#### Material for this exercise ####

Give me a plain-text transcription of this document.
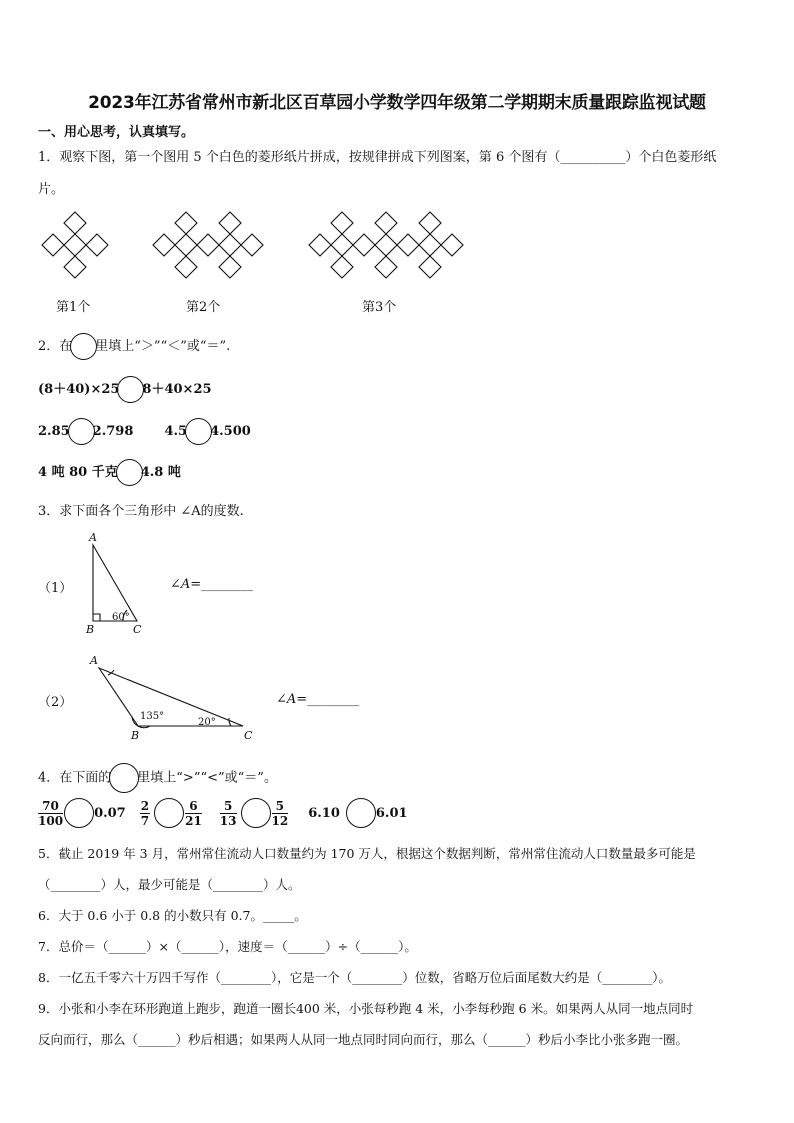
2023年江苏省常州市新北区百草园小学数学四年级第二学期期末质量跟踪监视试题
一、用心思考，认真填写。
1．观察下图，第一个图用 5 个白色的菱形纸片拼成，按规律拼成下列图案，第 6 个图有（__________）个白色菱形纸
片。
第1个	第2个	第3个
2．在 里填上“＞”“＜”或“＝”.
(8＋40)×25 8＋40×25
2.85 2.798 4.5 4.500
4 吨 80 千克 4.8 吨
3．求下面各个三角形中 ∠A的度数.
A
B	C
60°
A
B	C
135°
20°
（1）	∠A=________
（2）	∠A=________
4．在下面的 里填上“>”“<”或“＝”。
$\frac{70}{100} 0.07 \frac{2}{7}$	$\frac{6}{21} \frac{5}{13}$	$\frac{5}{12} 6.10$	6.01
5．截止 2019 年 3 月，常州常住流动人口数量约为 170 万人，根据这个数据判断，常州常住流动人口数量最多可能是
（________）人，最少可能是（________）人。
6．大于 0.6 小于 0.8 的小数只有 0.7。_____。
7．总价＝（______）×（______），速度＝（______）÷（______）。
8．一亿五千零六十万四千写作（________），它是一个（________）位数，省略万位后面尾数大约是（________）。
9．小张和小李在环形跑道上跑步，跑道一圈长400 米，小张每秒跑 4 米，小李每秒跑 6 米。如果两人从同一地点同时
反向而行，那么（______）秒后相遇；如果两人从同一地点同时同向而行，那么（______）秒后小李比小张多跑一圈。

####
#### Material for this exercise ####

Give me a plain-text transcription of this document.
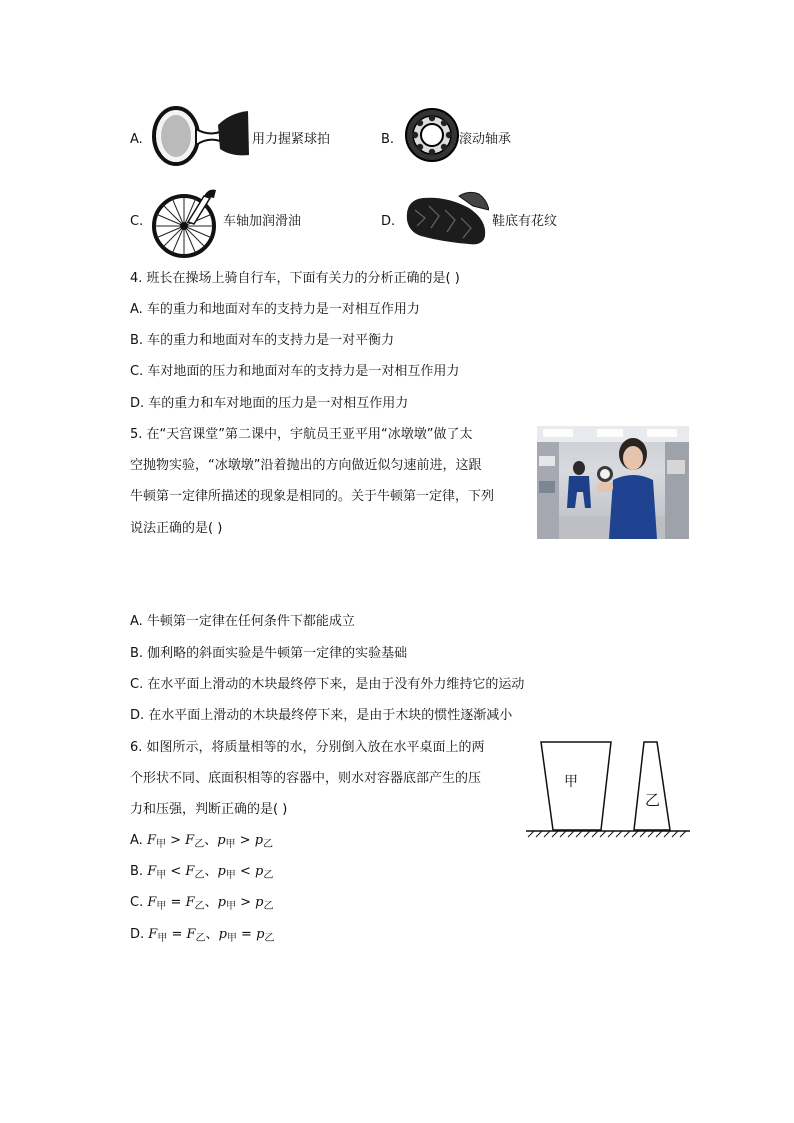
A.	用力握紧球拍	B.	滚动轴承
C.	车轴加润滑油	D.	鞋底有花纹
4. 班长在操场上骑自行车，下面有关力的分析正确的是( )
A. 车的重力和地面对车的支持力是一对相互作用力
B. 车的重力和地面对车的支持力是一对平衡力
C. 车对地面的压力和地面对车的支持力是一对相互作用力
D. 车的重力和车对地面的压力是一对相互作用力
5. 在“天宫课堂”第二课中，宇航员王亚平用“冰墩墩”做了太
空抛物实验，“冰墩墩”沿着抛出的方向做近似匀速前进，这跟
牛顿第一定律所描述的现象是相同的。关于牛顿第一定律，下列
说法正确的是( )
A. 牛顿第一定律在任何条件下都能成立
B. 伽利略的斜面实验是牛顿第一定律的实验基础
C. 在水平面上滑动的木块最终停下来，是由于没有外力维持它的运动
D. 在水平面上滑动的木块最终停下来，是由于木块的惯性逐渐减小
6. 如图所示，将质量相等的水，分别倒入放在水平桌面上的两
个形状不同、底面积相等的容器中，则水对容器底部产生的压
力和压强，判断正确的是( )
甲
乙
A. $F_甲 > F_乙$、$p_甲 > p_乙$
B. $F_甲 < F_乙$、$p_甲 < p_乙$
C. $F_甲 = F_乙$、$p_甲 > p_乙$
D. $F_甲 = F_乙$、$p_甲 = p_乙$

####
#### Material for this exercise ####

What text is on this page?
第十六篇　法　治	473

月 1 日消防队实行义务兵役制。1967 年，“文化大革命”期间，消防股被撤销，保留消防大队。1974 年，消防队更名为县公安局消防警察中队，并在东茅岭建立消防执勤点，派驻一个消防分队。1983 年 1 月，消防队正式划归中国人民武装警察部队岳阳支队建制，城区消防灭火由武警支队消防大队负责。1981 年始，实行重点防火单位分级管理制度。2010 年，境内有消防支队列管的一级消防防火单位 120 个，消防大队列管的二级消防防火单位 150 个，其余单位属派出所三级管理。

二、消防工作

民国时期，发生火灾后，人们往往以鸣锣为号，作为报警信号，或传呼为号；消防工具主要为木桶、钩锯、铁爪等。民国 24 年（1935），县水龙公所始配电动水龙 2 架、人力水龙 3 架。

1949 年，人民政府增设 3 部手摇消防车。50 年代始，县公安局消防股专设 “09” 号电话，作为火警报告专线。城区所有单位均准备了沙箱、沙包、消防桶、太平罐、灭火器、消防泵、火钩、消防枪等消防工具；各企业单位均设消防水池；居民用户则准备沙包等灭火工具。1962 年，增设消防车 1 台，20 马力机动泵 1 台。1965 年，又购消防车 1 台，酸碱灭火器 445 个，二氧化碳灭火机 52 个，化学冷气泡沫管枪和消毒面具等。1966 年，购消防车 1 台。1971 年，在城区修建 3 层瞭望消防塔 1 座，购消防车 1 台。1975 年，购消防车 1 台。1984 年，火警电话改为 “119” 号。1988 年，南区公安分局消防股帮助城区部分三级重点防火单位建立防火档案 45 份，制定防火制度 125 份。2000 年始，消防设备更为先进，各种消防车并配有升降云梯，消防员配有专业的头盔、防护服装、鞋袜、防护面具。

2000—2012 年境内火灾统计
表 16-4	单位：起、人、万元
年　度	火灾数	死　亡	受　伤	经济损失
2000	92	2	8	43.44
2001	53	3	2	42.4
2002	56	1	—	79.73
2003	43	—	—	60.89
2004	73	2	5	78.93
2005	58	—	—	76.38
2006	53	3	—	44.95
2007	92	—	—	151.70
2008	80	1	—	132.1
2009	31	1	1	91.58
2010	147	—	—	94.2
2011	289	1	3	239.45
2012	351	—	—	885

####

Note each line of the entries that has "在水平面上滑动的木块最终停下来" in it, and copy those lines.

C. 在水平面上滑动的木块最终停下来，是由于没有外力维持它的运动
D. 在水平面上滑动的木块最终停下来，是由于木块的惯性逐渐减小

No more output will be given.